# Start of PROVIDED DATA

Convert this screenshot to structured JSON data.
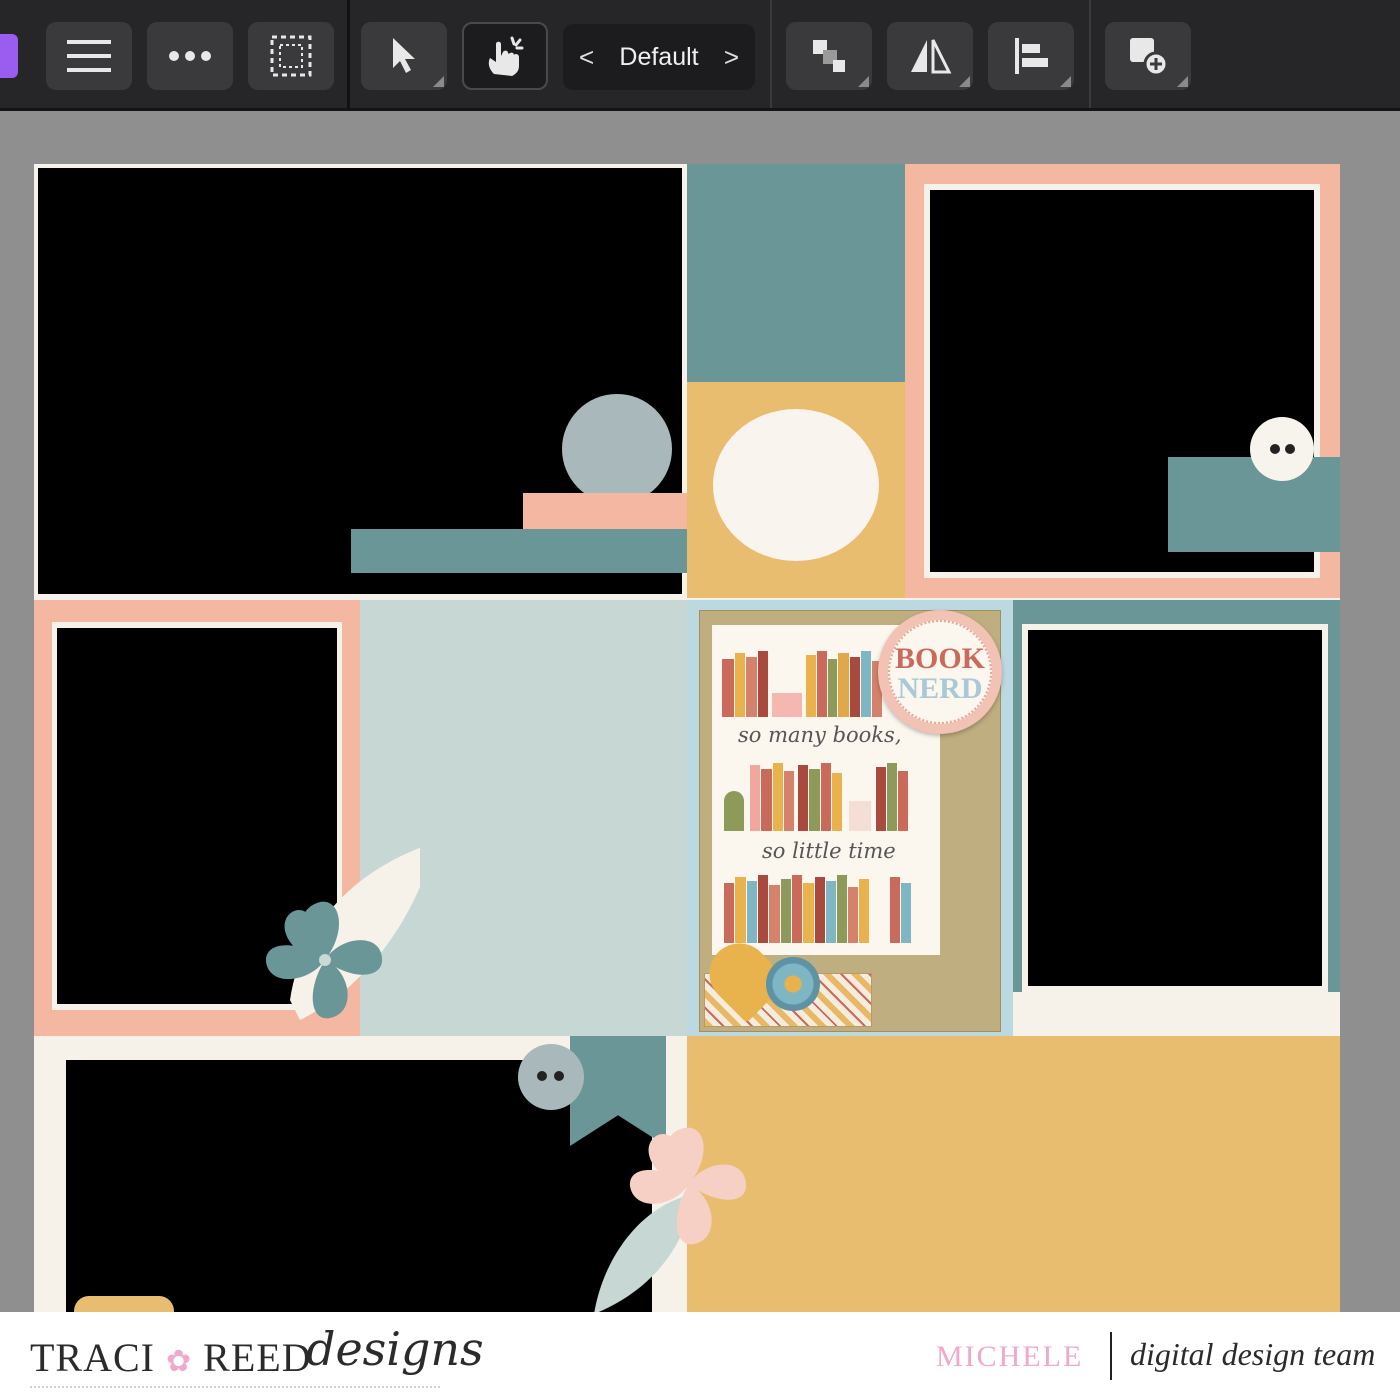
{
  "toolbar": {
    "preset_label": "Default",
    "prev_glyph": "<",
    "next_glyph": ">",
    "buttons": [
      {
        "name": "studio-icon"
      },
      {
        "name": "hamburger-menu-icon"
      },
      {
        "name": "more-options-icon"
      },
      {
        "name": "marquee-select-icon"
      },
      {
        "name": "move-tool-icon"
      },
      {
        "name": "touch-gesture-icon"
      },
      {
        "name": "arrange-icon"
      },
      {
        "name": "flip-icon"
      },
      {
        "name": "align-icon"
      },
      {
        "name": "insert-add-icon"
      }
    ]
  },
  "canvas": {
    "book_card": {
      "line1": "so many books,",
      "line2": "so little time",
      "badge_top": "BOOK",
      "badge_bottom": "NERD"
    }
  },
  "footer": {
    "brand": "TRACI",
    "brand_mid": "REED",
    "brand_script": "designs",
    "designer": "MICHELE",
    "team": "digital design team"
  },
  "colors": {
    "teal": "#6a9697",
    "peach": "#f4b8a2",
    "mint": "#c7d8d4",
    "mustard": "#e8bd70",
    "cream": "#f6f2ea",
    "accent_purple": "#9b5cf0",
    "designer_pink": "#f0a8cc"
  }
}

# End of PROVIDED DATA

__TASK INSTRUCTIONS__:
The data above needs to be retyped exactly, with the images left out.

__EXERCISE SOLUTION__:
Convert this screenshot to structured JSON data.
{
  "toolbar": {
    "preset_label": "Default",
    "prev_glyph": "<",
    "next_glyph": ">",
    "buttons": [
      {
        "name": "studio-icon"
      },
      {
        "name": "hamburger-menu-icon"
      },
      {
        "name": "more-options-icon"
      },
      {
        "name": "marquee-select-icon"
      },
      {
        "name": "move-tool-icon"
      },
      {
        "name": "touch-gesture-icon"
      },
      {
        "name": "arrange-icon"
      },
      {
        "name": "flip-icon"
      },
      {
        "name": "align-icon"
      },
      {
        "name": "insert-add-icon"
      }
    ]
  },
  "canvas": {
    "book_card": {
      "line1": "so many books,",
      "line2": "so little time",
      "badge_top": "BOOK",
      "badge_bottom": "NERD"
    }
  },
  "footer": {
    "brand": "TRACI",
    "brand_mid": "REED",
    "brand_script": "designs",
    "designer": "MICHELE",
    "team": "digital design team"
  },
  "colors": {
    "teal": "#6a9697",
    "peach": "#f4b8a2",
    "mint": "#c7d8d4",
    "mustard": "#e8bd70",
    "cream": "#f6f2ea",
    "accent_purple": "#9b5cf0",
    "designer_pink": "#f0a8cc"
  }
}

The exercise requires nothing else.